<<<<

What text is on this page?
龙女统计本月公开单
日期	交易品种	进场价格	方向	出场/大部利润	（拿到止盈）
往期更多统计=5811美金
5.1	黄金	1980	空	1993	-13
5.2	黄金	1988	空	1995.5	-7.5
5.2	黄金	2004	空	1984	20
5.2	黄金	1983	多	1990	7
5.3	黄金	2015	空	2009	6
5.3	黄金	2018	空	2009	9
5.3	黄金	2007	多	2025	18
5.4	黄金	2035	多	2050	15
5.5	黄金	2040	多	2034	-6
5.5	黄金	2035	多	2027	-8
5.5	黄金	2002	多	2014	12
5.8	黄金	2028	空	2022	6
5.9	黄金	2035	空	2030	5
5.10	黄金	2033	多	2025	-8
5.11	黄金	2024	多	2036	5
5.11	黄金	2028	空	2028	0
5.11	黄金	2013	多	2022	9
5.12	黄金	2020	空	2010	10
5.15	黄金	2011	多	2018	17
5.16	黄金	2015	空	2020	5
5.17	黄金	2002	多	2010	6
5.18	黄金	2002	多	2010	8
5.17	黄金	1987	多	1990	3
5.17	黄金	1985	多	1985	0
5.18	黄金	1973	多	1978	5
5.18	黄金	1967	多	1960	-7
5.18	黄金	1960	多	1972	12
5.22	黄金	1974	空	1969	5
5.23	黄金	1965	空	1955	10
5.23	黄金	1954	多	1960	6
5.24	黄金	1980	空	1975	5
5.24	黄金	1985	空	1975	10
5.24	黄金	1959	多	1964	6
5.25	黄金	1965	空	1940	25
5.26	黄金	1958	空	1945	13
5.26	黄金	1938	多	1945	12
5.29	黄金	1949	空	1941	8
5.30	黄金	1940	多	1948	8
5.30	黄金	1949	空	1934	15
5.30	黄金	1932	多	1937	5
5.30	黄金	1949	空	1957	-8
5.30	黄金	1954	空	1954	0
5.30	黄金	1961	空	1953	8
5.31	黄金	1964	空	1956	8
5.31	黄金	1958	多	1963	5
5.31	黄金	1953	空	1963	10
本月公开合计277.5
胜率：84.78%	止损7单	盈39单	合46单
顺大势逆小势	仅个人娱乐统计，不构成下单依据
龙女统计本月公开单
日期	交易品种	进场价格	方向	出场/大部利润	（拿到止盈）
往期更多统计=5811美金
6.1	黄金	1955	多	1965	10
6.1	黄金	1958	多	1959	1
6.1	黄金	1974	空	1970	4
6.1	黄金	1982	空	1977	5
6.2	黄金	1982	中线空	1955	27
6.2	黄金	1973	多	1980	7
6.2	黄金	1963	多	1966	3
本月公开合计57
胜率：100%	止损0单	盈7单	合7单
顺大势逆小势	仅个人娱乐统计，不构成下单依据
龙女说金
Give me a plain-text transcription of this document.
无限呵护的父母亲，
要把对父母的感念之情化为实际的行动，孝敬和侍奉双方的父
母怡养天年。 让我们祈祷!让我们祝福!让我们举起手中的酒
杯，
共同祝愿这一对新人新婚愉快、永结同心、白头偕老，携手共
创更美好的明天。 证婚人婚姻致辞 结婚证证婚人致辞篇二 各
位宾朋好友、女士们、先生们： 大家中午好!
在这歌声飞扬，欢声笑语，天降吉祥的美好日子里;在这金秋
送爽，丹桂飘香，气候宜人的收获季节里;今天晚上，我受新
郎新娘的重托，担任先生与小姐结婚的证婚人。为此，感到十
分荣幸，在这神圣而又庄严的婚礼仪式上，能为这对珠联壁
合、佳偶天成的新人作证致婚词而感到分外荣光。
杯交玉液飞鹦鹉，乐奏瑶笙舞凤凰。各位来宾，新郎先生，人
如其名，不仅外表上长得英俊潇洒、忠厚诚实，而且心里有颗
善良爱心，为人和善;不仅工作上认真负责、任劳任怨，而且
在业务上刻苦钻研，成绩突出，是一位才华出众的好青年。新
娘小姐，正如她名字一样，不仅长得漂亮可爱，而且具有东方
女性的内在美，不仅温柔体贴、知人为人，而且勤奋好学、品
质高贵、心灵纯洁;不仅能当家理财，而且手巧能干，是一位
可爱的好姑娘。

>>>>

Exercise:
Transcribe the data above in full, exactly.

Finished exercise:
What text is on this page?
龙女统计本月公开单
日期	交易品种	进场价格	方向	出场/大部利润	（拿到止盈）
往期更多统计=5811美金
5.1	黄金	1980	空	1993	-13
5.2	黄金	1988	空	1995.5	-7.5
5.2	黄金	2004	空	1984	20
5.2	黄金	1983	多	1990	7
5.3	黄金	2015	空	2009	6
5.3	黄金	2018	空	2009	9
5.3	黄金	2007	多	2025	18
5.4	黄金	2035	多	2050	15
5.5	黄金	2040	多	2034	-6
5.5	黄金	2035	多	2027	-8
5.5	黄金	2002	多	2014	12
5.8	黄金	2028	空	2022	6
5.9	黄金	2035	空	2030	5
5.10	黄金	2033	多	2025	-8
5.11	黄金	2024	多	2036	5
5.11	黄金	2028	空	2028	0
5.11	黄金	2013	多	2022	9
5.12	黄金	2020	空	2010	10
5.15	黄金	2011	多	2018	17
5.16	黄金	2015	空	2020	5
5.17	黄金	2002	多	2010	6
5.18	黄金	2002	多	2010	8
5.17	黄金	1987	多	1990	3
5.17	黄金	1985	多	1985	0
5.18	黄金	1973	多	1978	5
5.18	黄金	1967	多	1960	-7
5.18	黄金	1960	多	1972	12
5.22	黄金	1974	空	1969	5
5.23	黄金	1965	空	1955	10
5.23	黄金	1954	多	1960	6
5.24	黄金	1980	空	1975	5
5.24	黄金	1985	空	1975	10
5.24	黄金	1959	多	1964	6
5.25	黄金	1965	空	1940	25
5.26	黄金	1958	空	1945	13
5.26	黄金	1938	多	1945	12
5.29	黄金	1949	空	1941	8
5.30	黄金	1940	多	1948	8
5.30	黄金	1949	空	1934	15
5.30	黄金	1932	多	1937	5
5.30	黄金	1949	空	1957	-8
5.30	黄金	1954	空	1954	0
5.30	黄金	1961	空	1953	8
5.31	黄金	1964	空	1956	8
5.31	黄金	1958	多	1963	5
5.31	黄金	1953	空	1963	10
本月公开合计277.5
胜率：84.78%	止损7单	盈39单	合46单
顺大势逆小势	仅个人娱乐统计，不构成下单依据
龙女统计本月公开单
日期	交易品种	进场价格	方向	出场/大部利润	（拿到止盈）
往期更多统计=5811美金
6.1	黄金	1955	多	1965	10
6.1	黄金	1958	多	1959	1
6.1	黄金	1974	空	1970	4
6.1	黄金	1982	空	1977	5
6.2	黄金	1982	中线空	1955	27
6.2	黄金	1973	多	1980	7
6.2	黄金	1963	多	1966	3
本月公开合计57
胜率：100%	止损0单	盈7单	合7单
顺大势逆小势	仅个人娱乐统计，不构成下单依据
龙女说金
Give me a plain-text transcription of this document.
无限呵护的父母亲，
要把对父母的感念之情化为实际的行动，孝敬和侍奉双方的父
母怡养天年。 让我们祈祷!让我们祝福!让我们举起手中的酒
杯，
共同祝愿这一对新人新婚愉快、永结同心、白头偕老，携手共
创更美好的明天。 证婚人婚姻致辞 结婚证证婚人致辞篇二 各
位宾朋好友、女士们、先生们： 大家中午好!
在这歌声飞扬，欢声笑语，天降吉祥的美好日子里;在这金秋
送爽，丹桂飘香，气候宜人的收获季节里;今天晚上，我受新
郎新娘的重托，担任先生与小姐结婚的证婚人。为此，感到十
分荣幸，在这神圣而又庄严的婚礼仪式上，能为这对珠联壁
合、佳偶天成的新人作证致婚词而感到分外荣光。
杯交玉液飞鹦鹉，乐奏瑶笙舞凤凰。各位来宾，新郎先生，人
如其名，不仅外表上长得英俊潇洒、忠厚诚实，而且心里有颗
善良爱心，为人和善;不仅工作上认真负责、任劳任怨，而且
在业务上刻苦钻研，成绩突出，是一位才华出众的好青年。新
娘小姐，正如她名字一样，不仅长得漂亮可爱，而且具有东方
女性的内在美，不仅温柔体贴、知人为人，而且勤奋好学、品
质高贵、心灵纯洁;不仅能当家理财，而且手巧能干，是一位
可爱的好姑娘。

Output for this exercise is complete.